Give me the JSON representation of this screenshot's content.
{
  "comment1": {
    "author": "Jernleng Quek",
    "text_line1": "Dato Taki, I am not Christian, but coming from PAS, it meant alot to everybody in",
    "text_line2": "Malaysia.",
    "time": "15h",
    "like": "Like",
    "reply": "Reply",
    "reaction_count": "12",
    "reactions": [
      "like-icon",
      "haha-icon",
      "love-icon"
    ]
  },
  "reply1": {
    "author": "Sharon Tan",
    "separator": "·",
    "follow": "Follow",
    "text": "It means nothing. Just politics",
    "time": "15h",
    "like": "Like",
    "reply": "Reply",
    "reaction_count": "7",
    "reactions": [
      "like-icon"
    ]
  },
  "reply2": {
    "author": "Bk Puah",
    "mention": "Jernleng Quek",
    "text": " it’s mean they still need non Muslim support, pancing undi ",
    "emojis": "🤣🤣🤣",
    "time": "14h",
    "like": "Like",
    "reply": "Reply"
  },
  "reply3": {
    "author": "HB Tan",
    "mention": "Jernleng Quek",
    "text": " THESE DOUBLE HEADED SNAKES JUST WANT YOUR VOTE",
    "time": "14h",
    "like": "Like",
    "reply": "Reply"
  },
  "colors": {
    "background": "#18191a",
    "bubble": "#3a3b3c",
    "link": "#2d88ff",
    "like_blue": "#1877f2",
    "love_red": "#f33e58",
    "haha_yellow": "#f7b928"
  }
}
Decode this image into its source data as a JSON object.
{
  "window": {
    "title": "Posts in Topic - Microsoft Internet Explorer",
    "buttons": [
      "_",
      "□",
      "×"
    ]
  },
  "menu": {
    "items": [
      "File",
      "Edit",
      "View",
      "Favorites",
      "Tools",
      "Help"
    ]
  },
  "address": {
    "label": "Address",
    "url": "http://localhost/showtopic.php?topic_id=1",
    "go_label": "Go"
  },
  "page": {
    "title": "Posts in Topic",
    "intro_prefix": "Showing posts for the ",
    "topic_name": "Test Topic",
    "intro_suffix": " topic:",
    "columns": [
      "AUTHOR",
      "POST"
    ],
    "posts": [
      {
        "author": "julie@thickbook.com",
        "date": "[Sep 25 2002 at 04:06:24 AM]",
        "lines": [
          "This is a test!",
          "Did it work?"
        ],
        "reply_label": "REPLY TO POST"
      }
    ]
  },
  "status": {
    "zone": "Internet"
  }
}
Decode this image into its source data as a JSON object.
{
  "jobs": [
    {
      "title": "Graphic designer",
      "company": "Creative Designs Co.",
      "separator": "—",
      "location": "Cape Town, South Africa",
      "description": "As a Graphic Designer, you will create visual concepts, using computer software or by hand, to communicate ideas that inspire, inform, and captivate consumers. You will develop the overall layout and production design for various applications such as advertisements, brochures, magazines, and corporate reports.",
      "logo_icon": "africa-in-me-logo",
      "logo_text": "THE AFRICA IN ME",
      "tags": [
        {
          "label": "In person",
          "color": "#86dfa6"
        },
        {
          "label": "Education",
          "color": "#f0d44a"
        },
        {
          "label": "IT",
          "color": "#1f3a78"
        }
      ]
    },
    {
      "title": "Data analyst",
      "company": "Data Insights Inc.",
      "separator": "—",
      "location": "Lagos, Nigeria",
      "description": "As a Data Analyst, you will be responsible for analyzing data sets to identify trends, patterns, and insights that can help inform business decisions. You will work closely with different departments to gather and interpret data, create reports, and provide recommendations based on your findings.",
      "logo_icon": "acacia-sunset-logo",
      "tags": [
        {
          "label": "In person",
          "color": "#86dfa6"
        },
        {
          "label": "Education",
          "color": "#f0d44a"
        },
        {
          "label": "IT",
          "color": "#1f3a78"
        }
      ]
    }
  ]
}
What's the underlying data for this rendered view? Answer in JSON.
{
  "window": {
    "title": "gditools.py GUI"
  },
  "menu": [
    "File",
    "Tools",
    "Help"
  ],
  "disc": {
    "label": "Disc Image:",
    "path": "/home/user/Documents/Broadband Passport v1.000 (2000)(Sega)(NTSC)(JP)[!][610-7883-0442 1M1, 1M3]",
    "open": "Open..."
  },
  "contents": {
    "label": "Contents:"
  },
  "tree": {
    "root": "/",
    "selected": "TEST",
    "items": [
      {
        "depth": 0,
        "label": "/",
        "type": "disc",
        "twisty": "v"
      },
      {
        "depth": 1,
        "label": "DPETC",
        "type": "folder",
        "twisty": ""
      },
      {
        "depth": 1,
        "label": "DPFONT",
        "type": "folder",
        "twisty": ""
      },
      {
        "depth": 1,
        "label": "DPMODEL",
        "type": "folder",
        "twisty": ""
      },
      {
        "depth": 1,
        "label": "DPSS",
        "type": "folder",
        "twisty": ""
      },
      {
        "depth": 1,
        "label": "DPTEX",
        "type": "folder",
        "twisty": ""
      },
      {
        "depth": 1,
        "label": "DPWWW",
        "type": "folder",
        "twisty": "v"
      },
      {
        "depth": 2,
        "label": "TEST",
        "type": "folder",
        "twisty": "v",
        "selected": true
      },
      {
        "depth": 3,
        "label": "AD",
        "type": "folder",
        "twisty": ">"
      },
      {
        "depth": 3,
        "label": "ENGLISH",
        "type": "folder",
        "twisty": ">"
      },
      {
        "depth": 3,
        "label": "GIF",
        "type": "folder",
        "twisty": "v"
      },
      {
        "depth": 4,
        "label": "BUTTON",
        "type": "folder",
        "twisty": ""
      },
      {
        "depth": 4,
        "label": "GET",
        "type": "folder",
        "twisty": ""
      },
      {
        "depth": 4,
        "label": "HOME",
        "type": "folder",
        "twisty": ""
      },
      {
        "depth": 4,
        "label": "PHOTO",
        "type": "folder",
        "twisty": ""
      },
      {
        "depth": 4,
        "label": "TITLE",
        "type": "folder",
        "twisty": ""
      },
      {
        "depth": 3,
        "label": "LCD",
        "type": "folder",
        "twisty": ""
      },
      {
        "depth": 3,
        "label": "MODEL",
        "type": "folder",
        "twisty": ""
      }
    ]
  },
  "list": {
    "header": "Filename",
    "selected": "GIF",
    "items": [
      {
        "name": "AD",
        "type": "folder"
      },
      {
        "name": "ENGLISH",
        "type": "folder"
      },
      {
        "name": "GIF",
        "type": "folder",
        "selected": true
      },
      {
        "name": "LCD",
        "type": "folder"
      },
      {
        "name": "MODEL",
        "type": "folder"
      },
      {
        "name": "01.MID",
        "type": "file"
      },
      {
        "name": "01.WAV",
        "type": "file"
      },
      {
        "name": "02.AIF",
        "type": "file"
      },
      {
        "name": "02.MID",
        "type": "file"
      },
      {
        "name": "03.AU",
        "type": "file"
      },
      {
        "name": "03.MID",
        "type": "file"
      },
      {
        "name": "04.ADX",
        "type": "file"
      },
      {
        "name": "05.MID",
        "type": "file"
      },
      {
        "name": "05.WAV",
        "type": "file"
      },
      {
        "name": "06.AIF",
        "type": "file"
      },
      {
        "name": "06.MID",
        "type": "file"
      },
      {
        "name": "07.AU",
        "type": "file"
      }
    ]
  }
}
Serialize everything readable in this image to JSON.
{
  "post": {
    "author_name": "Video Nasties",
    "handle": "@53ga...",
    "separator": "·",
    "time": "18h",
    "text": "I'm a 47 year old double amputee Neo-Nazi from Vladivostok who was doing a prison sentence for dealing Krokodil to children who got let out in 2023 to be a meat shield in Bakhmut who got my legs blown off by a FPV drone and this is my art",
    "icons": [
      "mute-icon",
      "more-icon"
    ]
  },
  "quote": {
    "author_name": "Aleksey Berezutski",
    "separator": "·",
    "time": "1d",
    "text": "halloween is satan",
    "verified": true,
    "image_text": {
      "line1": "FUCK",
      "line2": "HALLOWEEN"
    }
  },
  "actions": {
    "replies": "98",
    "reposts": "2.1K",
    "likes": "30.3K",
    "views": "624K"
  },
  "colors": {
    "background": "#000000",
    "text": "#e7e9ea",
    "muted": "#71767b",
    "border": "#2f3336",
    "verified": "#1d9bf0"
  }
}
* * *
• [Task objective]: Copy exactly the lines above, from the one containing "Serialize everything readable" through the very last line.

• [Solution]:
Serialize everything readable in this image to JSON.
{
  "post": {
    "author_name": "Video Nasties",
    "handle": "@53ga...",
    "separator": "·",
    "time": "18h",
    "text": "I'm a 47 year old double amputee Neo-Nazi from Vladivostok who was doing a prison sentence for dealing Krokodil to children who got let out in 2023 to be a meat shield in Bakhmut who got my legs blown off by a FPV drone and this is my art",
    "icons": [
      "mute-icon",
      "more-icon"
    ]
  },
  "quote": {
    "author_name": "Aleksey Berezutski",
    "separator": "·",
    "time": "1d",
    "text": "halloween is satan",
    "verified": true,
    "image_text": {
      "line1": "FUCK",
      "line2": "HALLOWEEN"
    }
  },
  "actions": {
    "replies": "98",
    "reposts": "2.1K",
    "likes": "30.3K",
    "views": "624K"
  },
  "colors": {
    "background": "#000000",
    "text": "#e7e9ea",
    "muted": "#71767b",
    "border": "#2f3336",
    "verified": "#1d9bf0"
  }
}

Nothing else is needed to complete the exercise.